> **THE REQUEST**: Could you repeat the records below exactly, leaving out any pictures?

> **EXTRACTED MATERIAL**:
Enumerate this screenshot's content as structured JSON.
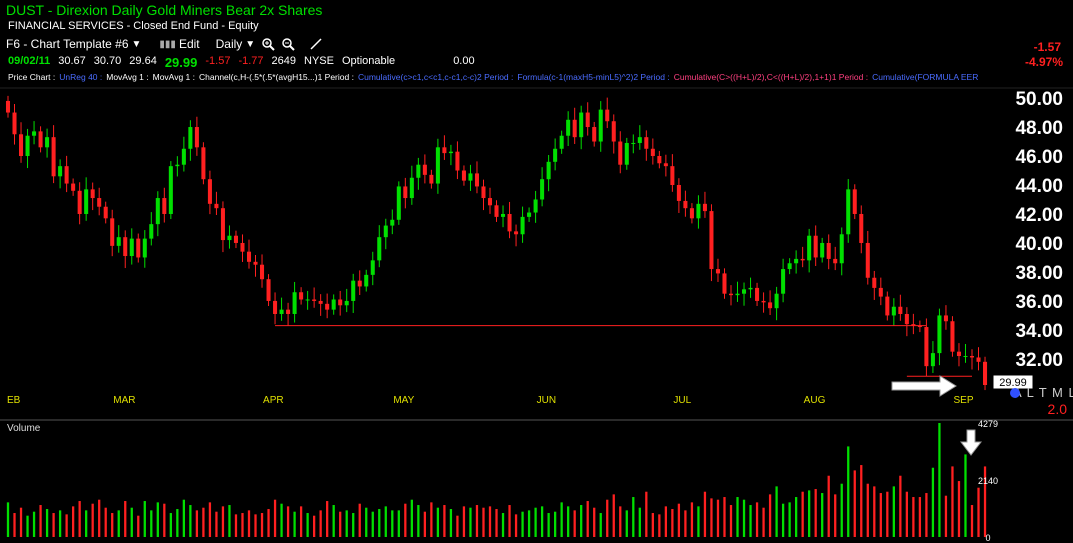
{
  "header": {
    "symbol_title": "DUST  -  Direxion Daily Gold Miners Bear 2x Shares",
    "sector": "FINANCIAL SERVICES - Closed End Fund - Equity"
  },
  "toolbar": {
    "template_label": "F6 - Chart Template #6",
    "edit_label": "Edit",
    "interval_label": "Daily",
    "template_dropdown_icon": "chevron-down-icon",
    "edit_icon": "bar-chart-icon",
    "zoom_in_icon": "zoom-in-icon",
    "zoom_out_icon": "zoom-out-icon",
    "draw_icon": "pen-icon"
  },
  "quote": {
    "date": "09/02/11",
    "open": "30.67",
    "high": "30.70",
    "low": "29.64",
    "last": "29.99",
    "change": "-1.57",
    "change_alt": "-1.77",
    "volume": "2649",
    "exchange": "NYSE",
    "optionable": "Optionable",
    "extra": "0.00",
    "change_right": "-1.57",
    "change_pct_right": "-4.97%"
  },
  "studies": [
    {
      "text": "Price Chart :",
      "color": "white"
    },
    {
      "text": "UnReg 40 :",
      "color": "blue"
    },
    {
      "text": "MovAvg 1 :",
      "color": "white"
    },
    {
      "text": "MovAvg 1 :",
      "color": "white"
    },
    {
      "text": "Channel(c,H-(.5*(.5*(avgH15...)1 Period :",
      "color": "white"
    },
    {
      "text": "Cumulative(c>c1,c<c1,c-c1,c-c)2 Period :",
      "color": "blue"
    },
    {
      "text": "Formula(c-1(maxH5-minL5)^2)2 Period :",
      "color": "blue"
    },
    {
      "text": "Cumulative(C>((H+L)/2),C<((H+L)/2),1+1)1 Period :",
      "color": "magenta"
    },
    {
      "text": "Cumulative(FORMULA EER",
      "color": "blue"
    }
  ],
  "price_label": "29.99",
  "watermark_letters": "A L T M L",
  "ratio_label": "2.0",
  "volume_label": "Volume",
  "colors": {
    "up": "#00e000",
    "down": "#ff2020",
    "support": "#ff2020",
    "axis_text": "#ffffff",
    "month_text": "#e0e000"
  },
  "chart_data": {
    "type": "candlestick",
    "title": "DUST Daily",
    "price_axis": {
      "min": 30.2,
      "max": 50.9,
      "ticks": [
        32,
        34,
        36,
        38,
        40,
        42,
        44,
        46,
        48,
        50
      ],
      "tick_labels": [
        "32.00",
        "34.00",
        "36.00",
        "38.00",
        "40.00",
        "42.00",
        "44.00",
        "46.00",
        "48.00",
        "50.00"
      ]
    },
    "volume_axis": {
      "max": 4279,
      "ticks": [
        0,
        2140,
        4279
      ],
      "tick_labels": [
        "0",
        "2140",
        "4279"
      ]
    },
    "x_months": [
      {
        "label": "EB",
        "start": -1
      },
      {
        "label": "MAR",
        "start": 18
      },
      {
        "label": "APR",
        "start": 41
      },
      {
        "label": "MAY",
        "start": 61
      },
      {
        "label": "JUN",
        "start": 83
      },
      {
        "label": "JUL",
        "start": 104
      },
      {
        "label": "AUG",
        "start": 124
      },
      {
        "label": "SEP",
        "start": 147
      }
    ],
    "total_bars": 149,
    "closes": [
      49.0,
      47.5,
      46.0,
      47.4,
      47.7,
      46.6,
      47.3,
      44.6,
      45.3,
      44.1,
      43.6,
      42.0,
      43.7,
      43.1,
      42.5,
      41.7,
      39.8,
      40.4,
      39.1,
      40.3,
      39.0,
      40.3,
      41.3,
      43.1,
      42.0,
      45.3,
      45.4,
      46.5,
      48.0,
      46.6,
      44.4,
      42.7,
      42.4,
      40.2,
      40.5,
      40.0,
      39.4,
      38.7,
      38.5,
      37.5,
      36.0,
      35.1,
      35.4,
      35.1,
      36.6,
      36.1,
      36.1,
      36.0,
      35.8,
      35.4,
      36.1,
      35.7,
      36.0,
      37.4,
      37.0,
      37.8,
      38.8,
      40.4,
      41.2,
      41.6,
      43.9,
      43.1,
      44.5,
      45.4,
      44.7,
      44.1,
      46.6,
      46.2,
      46.3,
      45.0,
      44.3,
      44.8,
      43.9,
      43.1,
      42.6,
      41.8,
      42.0,
      40.8,
      40.6,
      41.8,
      42.1,
      43.0,
      44.4,
      45.6,
      46.5,
      47.4,
      48.5,
      47.3,
      49.0,
      48.0,
      47.0,
      49.2,
      48.4,
      47.0,
      45.4,
      46.9,
      46.9,
      47.3,
      46.5,
      46.0,
      45.5,
      45.3,
      44.0,
      42.9,
      42.4,
      41.7,
      42.7,
      42.2,
      38.2,
      37.9,
      36.5,
      36.4,
      36.5,
      36.8,
      36.9,
      36.0,
      35.9,
      35.5,
      36.5,
      38.2,
      38.6,
      38.9,
      38.8,
      40.5,
      39.0,
      40.0,
      38.9,
      38.6,
      40.6,
      43.7,
      42.0,
      40.0,
      37.6,
      36.9,
      36.3,
      35.0,
      35.6,
      35.1,
      34.4,
      34.3,
      34.2,
      31.5,
      32.4,
      35.0,
      34.6,
      32.5,
      32.2,
      32.2,
      32.1,
      31.8,
      30.2
    ],
    "volumes": [
      1300,
      900,
      1100,
      800,
      950,
      1200,
      1050,
      900,
      1000,
      850,
      1150,
      1350,
      1000,
      1250,
      1400,
      1100,
      900,
      1000,
      1350,
      1100,
      800,
      1350,
      1000,
      1300,
      1250,
      900,
      1050,
      1400,
      1200,
      1000,
      1100,
      1300,
      950,
      1150,
      1200,
      850,
      900,
      1000,
      850,
      900,
      1050,
      1400,
      1250,
      1150,
      950,
      1150,
      900,
      800,
      1000,
      1350,
      1200,
      950,
      1000,
      900,
      1250,
      1100,
      950,
      1050,
      1150,
      1000,
      1000,
      1250,
      1400,
      1200,
      950,
      1300,
      1100,
      1200,
      1050,
      800,
      1150,
      1100,
      1200,
      1100,
      1150,
      1050,
      900,
      1200,
      850,
      950,
      1000,
      1100,
      1150,
      900,
      950,
      1300,
      1150,
      1000,
      1200,
      1350,
      1100,
      900,
      1400,
      1600,
      1150,
      1000,
      1500,
      1100,
      1700,
      900,
      850,
      1150,
      1050,
      1250,
      1000,
      1300,
      1150,
      1700,
      1450,
      1400,
      1500,
      1200,
      1500,
      1400,
      1200,
      1300,
      1100,
      1600,
      1900,
      1250,
      1300,
      1500,
      1700,
      1750,
      1800,
      1650,
      2300,
      1600,
      2000,
      3400,
      2500,
      2700,
      2000,
      1900,
      1650,
      1700,
      1900,
      2300,
      1700,
      1500,
      1500,
      1650,
      2600,
      4279,
      1550,
      2650,
      2100,
      3100,
      1200,
      1850,
      2649
    ],
    "support_lines": [
      {
        "from_bar": 41,
        "to_bar": 141,
        "price": 34.3
      },
      {
        "from_bar": 138,
        "to_bar": 148,
        "price": 30.8
      }
    ]
  }
}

> **EXERCISE SOLUTION**:
Enumerate this screenshot's content as structured JSON.
{
  "header": {
    "symbol_title": "DUST  -  Direxion Daily Gold Miners Bear 2x Shares",
    "sector": "FINANCIAL SERVICES - Closed End Fund - Equity"
  },
  "toolbar": {
    "template_label": "F6 - Chart Template #6",
    "edit_label": "Edit",
    "interval_label": "Daily",
    "template_dropdown_icon": "chevron-down-icon",
    "edit_icon": "bar-chart-icon",
    "zoom_in_icon": "zoom-in-icon",
    "zoom_out_icon": "zoom-out-icon",
    "draw_icon": "pen-icon"
  },
  "quote": {
    "date": "09/02/11",
    "open": "30.67",
    "high": "30.70",
    "low": "29.64",
    "last": "29.99",
    "change": "-1.57",
    "change_alt": "-1.77",
    "volume": "2649",
    "exchange": "NYSE",
    "optionable": "Optionable",
    "extra": "0.00",
    "change_right": "-1.57",
    "change_pct_right": "-4.97%"
  },
  "studies": [
    {
      "text": "Price Chart :",
      "color": "white"
    },
    {
      "text": "UnReg 40 :",
      "color": "blue"
    },
    {
      "text": "MovAvg 1 :",
      "color": "white"
    },
    {
      "text": "MovAvg 1 :",
      "color": "white"
    },
    {
      "text": "Channel(c,H-(.5*(.5*(avgH15...)1 Period :",
      "color": "white"
    },
    {
      "text": "Cumulative(c>c1,c<c1,c-c1,c-c)2 Period :",
      "color": "blue"
    },
    {
      "text": "Formula(c-1(maxH5-minL5)^2)2 Period :",
      "color": "blue"
    },
    {
      "text": "Cumulative(C>((H+L)/2),C<((H+L)/2),1+1)1 Period :",
      "color": "magenta"
    },
    {
      "text": "Cumulative(FORMULA EER",
      "color": "blue"
    }
  ],
  "price_label": "29.99",
  "watermark_letters": "A L T M L",
  "ratio_label": "2.0",
  "volume_label": "Volume",
  "colors": {
    "up": "#00e000",
    "down": "#ff2020",
    "support": "#ff2020",
    "axis_text": "#ffffff",
    "month_text": "#e0e000"
  },
  "chart_data": {
    "type": "candlestick",
    "title": "DUST Daily",
    "price_axis": {
      "min": 30.2,
      "max": 50.9,
      "ticks": [
        32,
        34,
        36,
        38,
        40,
        42,
        44,
        46,
        48,
        50
      ],
      "tick_labels": [
        "32.00",
        "34.00",
        "36.00",
        "38.00",
        "40.00",
        "42.00",
        "44.00",
        "46.00",
        "48.00",
        "50.00"
      ]
    },
    "volume_axis": {
      "max": 4279,
      "ticks": [
        0,
        2140,
        4279
      ],
      "tick_labels": [
        "0",
        "2140",
        "4279"
      ]
    },
    "x_months": [
      {
        "label": "EB",
        "start": -1
      },
      {
        "label": "MAR",
        "start": 18
      },
      {
        "label": "APR",
        "start": 41
      },
      {
        "label": "MAY",
        "start": 61
      },
      {
        "label": "JUN",
        "start": 83
      },
      {
        "label": "JUL",
        "start": 104
      },
      {
        "label": "AUG",
        "start": 124
      },
      {
        "label": "SEP",
        "start": 147
      }
    ],
    "total_bars": 149,
    "closes": [
      49.0,
      47.5,
      46.0,
      47.4,
      47.7,
      46.6,
      47.3,
      44.6,
      45.3,
      44.1,
      43.6,
      42.0,
      43.7,
      43.1,
      42.5,
      41.7,
      39.8,
      40.4,
      39.1,
      40.3,
      39.0,
      40.3,
      41.3,
      43.1,
      42.0,
      45.3,
      45.4,
      46.5,
      48.0,
      46.6,
      44.4,
      42.7,
      42.4,
      40.2,
      40.5,
      40.0,
      39.4,
      38.7,
      38.5,
      37.5,
      36.0,
      35.1,
      35.4,
      35.1,
      36.6,
      36.1,
      36.1,
      36.0,
      35.8,
      35.4,
      36.1,
      35.7,
      36.0,
      37.4,
      37.0,
      37.8,
      38.8,
      40.4,
      41.2,
      41.6,
      43.9,
      43.1,
      44.5,
      45.4,
      44.7,
      44.1,
      46.6,
      46.2,
      46.3,
      45.0,
      44.3,
      44.8,
      43.9,
      43.1,
      42.6,
      41.8,
      42.0,
      40.8,
      40.6,
      41.8,
      42.1,
      43.0,
      44.4,
      45.6,
      46.5,
      47.4,
      48.5,
      47.3,
      49.0,
      48.0,
      47.0,
      49.2,
      48.4,
      47.0,
      45.4,
      46.9,
      46.9,
      47.3,
      46.5,
      46.0,
      45.5,
      45.3,
      44.0,
      42.9,
      42.4,
      41.7,
      42.7,
      42.2,
      38.2,
      37.9,
      36.5,
      36.4,
      36.5,
      36.8,
      36.9,
      36.0,
      35.9,
      35.5,
      36.5,
      38.2,
      38.6,
      38.9,
      38.8,
      40.5,
      39.0,
      40.0,
      38.9,
      38.6,
      40.6,
      43.7,
      42.0,
      40.0,
      37.6,
      36.9,
      36.3,
      35.0,
      35.6,
      35.1,
      34.4,
      34.3,
      34.2,
      31.5,
      32.4,
      35.0,
      34.6,
      32.5,
      32.2,
      32.2,
      32.1,
      31.8,
      30.2
    ],
    "volumes": [
      1300,
      900,
      1100,
      800,
      950,
      1200,
      1050,
      900,
      1000,
      850,
      1150,
      1350,
      1000,
      1250,
      1400,
      1100,
      900,
      1000,
      1350,
      1100,
      800,
      1350,
      1000,
      1300,
      1250,
      900,
      1050,
      1400,
      1200,
      1000,
      1100,
      1300,
      950,
      1150,
      1200,
      850,
      900,
      1000,
      850,
      900,
      1050,
      1400,
      1250,
      1150,
      950,
      1150,
      900,
      800,
      1000,
      1350,
      1200,
      950,
      1000,
      900,
      1250,
      1100,
      950,
      1050,
      1150,
      1000,
      1000,
      1250,
      1400,
      1200,
      950,
      1300,
      1100,
      1200,
      1050,
      800,
      1150,
      1100,
      1200,
      1100,
      1150,
      1050,
      900,
      1200,
      850,
      950,
      1000,
      1100,
      1150,
      900,
      950,
      1300,
      1150,
      1000,
      1200,
      1350,
      1100,
      900,
      1400,
      1600,
      1150,
      1000,
      1500,
      1100,
      1700,
      900,
      850,
      1150,
      1050,
      1250,
      1000,
      1300,
      1150,
      1700,
      1450,
      1400,
      1500,
      1200,
      1500,
      1400,
      1200,
      1300,
      1100,
      1600,
      1900,
      1250,
      1300,
      1500,
      1700,
      1750,
      1800,
      1650,
      2300,
      1600,
      2000,
      3400,
      2500,
      2700,
      2000,
      1900,
      1650,
      1700,
      1900,
      2300,
      1700,
      1500,
      1500,
      1650,
      2600,
      4279,
      1550,
      2650,
      2100,
      3100,
      1200,
      1850,
      2649
    ],
    "support_lines": [
      {
        "from_bar": 41,
        "to_bar": 141,
        "price": 34.3
      },
      {
        "from_bar": 138,
        "to_bar": 148,
        "price": 30.8
      }
    ]
  }
}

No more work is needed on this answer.